• **SHORT PROBLEM**: Using the records below, please work out how many lines contain "name"; answer with the number alone.

• **DATA PROVIDED**:

** BEGIN **

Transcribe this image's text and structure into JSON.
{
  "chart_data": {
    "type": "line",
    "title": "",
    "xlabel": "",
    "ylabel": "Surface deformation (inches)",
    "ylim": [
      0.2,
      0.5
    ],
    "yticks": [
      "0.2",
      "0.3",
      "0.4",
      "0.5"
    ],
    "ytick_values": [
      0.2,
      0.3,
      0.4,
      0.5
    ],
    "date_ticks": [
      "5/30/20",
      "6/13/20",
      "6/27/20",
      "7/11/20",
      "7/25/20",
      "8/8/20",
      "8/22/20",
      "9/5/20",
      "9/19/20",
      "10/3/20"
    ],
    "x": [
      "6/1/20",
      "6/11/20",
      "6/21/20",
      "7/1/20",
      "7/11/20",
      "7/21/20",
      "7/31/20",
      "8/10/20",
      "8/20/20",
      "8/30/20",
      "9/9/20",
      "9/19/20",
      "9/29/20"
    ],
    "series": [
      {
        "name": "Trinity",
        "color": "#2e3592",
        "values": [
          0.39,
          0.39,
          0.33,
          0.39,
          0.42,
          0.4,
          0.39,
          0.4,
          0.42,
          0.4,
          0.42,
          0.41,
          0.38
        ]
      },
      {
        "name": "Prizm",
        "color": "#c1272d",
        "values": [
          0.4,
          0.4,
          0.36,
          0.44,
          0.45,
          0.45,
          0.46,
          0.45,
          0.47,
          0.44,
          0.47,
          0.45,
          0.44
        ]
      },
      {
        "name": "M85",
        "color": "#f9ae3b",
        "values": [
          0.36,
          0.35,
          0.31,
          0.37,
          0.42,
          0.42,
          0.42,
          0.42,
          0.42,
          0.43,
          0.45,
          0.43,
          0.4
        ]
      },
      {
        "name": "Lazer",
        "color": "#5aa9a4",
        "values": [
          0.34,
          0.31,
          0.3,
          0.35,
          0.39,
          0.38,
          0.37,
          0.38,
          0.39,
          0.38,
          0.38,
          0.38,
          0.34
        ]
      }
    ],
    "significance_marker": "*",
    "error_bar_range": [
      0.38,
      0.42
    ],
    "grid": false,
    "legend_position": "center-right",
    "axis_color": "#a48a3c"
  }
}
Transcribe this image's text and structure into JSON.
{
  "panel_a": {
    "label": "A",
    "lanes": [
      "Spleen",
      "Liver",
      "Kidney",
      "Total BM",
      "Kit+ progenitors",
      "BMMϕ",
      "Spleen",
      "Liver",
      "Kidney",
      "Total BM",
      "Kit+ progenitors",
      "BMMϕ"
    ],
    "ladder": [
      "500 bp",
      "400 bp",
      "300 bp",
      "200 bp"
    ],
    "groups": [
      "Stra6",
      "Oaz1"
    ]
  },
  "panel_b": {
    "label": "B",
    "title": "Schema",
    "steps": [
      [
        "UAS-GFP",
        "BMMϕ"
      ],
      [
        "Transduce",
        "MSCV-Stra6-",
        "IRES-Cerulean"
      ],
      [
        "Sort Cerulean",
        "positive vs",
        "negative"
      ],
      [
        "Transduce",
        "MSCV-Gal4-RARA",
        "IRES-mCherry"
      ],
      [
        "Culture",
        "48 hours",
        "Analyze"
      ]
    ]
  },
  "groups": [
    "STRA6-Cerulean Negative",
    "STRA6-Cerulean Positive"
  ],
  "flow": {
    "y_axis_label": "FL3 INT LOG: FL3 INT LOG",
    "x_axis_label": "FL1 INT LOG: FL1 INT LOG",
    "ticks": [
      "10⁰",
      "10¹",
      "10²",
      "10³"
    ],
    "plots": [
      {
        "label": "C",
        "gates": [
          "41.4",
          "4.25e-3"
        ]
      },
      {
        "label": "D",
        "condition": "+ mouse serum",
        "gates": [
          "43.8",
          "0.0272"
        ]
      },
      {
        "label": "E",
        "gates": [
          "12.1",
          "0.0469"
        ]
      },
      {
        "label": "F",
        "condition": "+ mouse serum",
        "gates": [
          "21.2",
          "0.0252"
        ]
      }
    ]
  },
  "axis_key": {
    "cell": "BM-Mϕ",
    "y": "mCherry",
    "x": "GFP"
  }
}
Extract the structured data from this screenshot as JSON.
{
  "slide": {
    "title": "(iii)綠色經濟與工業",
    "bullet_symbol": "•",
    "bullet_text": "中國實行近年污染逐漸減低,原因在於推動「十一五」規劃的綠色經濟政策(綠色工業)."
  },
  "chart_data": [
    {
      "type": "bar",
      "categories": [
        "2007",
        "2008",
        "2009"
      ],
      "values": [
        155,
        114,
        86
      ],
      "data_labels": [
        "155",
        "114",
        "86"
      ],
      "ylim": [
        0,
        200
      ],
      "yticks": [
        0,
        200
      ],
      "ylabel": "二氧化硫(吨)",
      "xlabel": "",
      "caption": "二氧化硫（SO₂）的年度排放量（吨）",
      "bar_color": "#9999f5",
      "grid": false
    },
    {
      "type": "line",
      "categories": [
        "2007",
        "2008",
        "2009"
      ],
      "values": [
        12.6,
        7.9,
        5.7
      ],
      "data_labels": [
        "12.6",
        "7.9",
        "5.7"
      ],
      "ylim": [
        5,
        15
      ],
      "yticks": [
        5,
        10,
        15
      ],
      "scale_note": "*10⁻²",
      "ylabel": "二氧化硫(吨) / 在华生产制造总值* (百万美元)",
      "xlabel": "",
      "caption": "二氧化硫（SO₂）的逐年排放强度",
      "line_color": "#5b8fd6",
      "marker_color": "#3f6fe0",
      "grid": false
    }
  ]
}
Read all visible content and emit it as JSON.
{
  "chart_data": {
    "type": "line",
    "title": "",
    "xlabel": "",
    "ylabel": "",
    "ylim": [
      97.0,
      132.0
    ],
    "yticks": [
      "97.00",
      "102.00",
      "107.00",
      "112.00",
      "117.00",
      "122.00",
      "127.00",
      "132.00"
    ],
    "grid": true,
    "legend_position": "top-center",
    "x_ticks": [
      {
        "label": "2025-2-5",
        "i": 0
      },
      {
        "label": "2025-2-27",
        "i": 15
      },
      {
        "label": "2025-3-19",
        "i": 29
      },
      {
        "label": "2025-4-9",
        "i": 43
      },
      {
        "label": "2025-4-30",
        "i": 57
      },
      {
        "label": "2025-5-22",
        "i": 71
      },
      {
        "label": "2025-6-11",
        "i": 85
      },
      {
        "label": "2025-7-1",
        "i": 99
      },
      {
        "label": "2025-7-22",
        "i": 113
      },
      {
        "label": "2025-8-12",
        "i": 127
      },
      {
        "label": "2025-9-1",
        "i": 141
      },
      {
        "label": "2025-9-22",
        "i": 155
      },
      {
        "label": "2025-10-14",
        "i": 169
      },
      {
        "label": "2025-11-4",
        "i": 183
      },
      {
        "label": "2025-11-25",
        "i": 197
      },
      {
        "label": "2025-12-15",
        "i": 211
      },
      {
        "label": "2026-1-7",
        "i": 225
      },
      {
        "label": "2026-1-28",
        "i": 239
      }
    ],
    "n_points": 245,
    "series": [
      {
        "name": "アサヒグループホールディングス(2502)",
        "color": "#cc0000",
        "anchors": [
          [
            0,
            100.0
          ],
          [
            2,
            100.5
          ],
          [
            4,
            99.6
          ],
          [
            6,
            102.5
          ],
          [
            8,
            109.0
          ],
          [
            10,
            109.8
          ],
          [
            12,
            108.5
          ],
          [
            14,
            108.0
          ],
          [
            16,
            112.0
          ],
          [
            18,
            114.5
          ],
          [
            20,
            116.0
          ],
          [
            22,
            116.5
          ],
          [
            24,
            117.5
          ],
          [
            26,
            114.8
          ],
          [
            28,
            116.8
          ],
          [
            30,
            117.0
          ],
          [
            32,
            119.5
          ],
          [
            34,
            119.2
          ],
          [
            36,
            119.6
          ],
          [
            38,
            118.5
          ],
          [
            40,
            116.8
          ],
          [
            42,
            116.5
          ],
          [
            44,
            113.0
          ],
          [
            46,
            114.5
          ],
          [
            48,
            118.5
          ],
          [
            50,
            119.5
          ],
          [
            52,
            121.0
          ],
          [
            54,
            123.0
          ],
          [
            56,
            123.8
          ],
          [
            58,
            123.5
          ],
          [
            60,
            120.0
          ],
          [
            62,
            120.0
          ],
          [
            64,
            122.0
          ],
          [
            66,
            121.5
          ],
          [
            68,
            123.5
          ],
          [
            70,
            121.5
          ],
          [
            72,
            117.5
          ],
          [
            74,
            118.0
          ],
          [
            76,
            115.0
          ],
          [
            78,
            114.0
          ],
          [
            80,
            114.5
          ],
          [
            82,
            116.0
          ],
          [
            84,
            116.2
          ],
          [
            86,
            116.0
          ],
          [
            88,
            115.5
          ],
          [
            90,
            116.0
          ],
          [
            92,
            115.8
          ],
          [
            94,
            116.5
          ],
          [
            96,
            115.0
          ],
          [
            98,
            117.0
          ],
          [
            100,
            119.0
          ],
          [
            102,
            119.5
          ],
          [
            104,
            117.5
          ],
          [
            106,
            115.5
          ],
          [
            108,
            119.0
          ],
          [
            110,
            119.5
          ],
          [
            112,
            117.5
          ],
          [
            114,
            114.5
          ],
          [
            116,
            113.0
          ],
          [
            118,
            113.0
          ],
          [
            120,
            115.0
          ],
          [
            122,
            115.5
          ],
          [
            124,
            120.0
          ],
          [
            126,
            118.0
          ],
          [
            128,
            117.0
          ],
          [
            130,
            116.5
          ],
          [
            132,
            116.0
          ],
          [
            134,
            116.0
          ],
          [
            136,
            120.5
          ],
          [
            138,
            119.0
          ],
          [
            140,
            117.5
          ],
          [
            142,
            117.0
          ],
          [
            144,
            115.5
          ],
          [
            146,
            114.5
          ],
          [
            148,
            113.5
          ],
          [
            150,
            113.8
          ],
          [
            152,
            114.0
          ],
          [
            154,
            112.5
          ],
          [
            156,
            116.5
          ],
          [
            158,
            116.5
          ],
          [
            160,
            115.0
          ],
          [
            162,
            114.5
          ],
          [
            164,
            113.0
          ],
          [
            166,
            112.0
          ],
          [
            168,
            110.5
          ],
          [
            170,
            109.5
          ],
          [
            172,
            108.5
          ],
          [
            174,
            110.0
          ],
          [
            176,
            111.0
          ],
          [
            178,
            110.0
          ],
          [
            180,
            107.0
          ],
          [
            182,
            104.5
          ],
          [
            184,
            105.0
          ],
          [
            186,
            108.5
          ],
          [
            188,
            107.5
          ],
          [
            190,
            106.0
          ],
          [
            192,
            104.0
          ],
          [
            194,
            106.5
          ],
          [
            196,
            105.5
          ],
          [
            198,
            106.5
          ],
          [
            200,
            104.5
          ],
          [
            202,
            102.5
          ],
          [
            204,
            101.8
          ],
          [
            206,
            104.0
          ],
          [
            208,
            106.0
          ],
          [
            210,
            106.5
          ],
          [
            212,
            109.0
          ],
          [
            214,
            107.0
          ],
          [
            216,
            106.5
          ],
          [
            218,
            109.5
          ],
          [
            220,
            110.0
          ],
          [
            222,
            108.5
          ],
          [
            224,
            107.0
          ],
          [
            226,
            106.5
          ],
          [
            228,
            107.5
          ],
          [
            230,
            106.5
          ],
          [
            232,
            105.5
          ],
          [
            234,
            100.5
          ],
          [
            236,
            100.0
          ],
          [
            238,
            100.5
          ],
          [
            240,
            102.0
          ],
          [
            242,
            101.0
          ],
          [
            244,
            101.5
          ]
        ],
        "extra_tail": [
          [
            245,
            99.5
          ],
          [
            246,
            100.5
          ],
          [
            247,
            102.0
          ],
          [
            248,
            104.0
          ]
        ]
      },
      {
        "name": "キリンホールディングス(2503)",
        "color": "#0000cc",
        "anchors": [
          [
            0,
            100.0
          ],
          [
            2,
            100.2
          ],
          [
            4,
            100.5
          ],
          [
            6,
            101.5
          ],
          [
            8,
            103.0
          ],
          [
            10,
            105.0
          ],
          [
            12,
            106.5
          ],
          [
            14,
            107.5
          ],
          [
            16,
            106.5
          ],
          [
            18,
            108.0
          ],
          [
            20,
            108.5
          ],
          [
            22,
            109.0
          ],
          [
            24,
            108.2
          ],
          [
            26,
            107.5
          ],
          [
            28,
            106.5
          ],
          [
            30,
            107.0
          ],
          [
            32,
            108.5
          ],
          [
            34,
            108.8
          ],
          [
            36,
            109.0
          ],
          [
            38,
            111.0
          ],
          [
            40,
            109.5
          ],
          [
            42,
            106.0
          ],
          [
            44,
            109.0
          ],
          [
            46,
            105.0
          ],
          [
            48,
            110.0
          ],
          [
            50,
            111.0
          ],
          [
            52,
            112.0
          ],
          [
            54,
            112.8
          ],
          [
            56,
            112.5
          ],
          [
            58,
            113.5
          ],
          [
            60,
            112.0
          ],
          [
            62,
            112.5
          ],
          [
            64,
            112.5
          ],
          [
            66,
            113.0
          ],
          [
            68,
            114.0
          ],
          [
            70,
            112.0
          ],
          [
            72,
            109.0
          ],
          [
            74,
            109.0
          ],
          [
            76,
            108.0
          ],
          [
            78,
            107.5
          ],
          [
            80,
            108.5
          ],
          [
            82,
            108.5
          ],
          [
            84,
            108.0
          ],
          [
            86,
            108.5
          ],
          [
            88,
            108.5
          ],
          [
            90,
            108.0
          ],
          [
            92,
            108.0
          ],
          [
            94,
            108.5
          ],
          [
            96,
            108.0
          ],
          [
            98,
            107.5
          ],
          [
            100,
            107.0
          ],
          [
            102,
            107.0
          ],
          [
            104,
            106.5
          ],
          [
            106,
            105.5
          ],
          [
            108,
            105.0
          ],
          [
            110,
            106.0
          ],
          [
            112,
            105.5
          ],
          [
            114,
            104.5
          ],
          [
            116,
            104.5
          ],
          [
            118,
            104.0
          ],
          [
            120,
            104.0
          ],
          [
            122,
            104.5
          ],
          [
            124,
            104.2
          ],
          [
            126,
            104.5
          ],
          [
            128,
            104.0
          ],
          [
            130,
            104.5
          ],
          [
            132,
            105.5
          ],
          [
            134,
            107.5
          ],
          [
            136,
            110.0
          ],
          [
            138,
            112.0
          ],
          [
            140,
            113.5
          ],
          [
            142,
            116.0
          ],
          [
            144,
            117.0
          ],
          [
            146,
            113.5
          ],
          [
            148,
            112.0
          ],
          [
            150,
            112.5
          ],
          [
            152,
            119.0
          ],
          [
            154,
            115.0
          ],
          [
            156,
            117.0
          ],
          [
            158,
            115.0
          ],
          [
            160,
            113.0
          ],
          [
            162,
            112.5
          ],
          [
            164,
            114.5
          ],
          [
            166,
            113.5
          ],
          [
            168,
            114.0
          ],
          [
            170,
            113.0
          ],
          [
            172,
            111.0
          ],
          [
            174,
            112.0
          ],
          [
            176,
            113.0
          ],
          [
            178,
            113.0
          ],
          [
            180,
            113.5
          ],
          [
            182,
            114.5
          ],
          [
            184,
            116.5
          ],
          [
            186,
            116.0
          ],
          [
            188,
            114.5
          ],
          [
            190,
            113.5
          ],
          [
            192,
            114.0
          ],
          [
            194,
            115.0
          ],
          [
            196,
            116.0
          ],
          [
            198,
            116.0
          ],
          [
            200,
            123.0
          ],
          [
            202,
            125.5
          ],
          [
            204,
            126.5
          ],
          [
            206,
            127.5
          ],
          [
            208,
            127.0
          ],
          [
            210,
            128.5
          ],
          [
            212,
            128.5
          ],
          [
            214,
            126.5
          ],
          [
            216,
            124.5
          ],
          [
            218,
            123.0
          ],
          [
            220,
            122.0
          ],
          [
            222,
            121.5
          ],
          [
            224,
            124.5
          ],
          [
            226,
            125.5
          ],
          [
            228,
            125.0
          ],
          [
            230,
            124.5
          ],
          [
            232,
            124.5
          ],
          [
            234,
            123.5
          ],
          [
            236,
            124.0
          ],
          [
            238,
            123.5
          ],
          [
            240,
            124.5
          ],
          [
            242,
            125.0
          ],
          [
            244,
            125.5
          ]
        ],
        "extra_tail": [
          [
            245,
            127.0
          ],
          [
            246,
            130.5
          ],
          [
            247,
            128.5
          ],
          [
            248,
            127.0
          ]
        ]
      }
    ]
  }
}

** END **

• **RESPONSE TO THE EXERCISE**: 6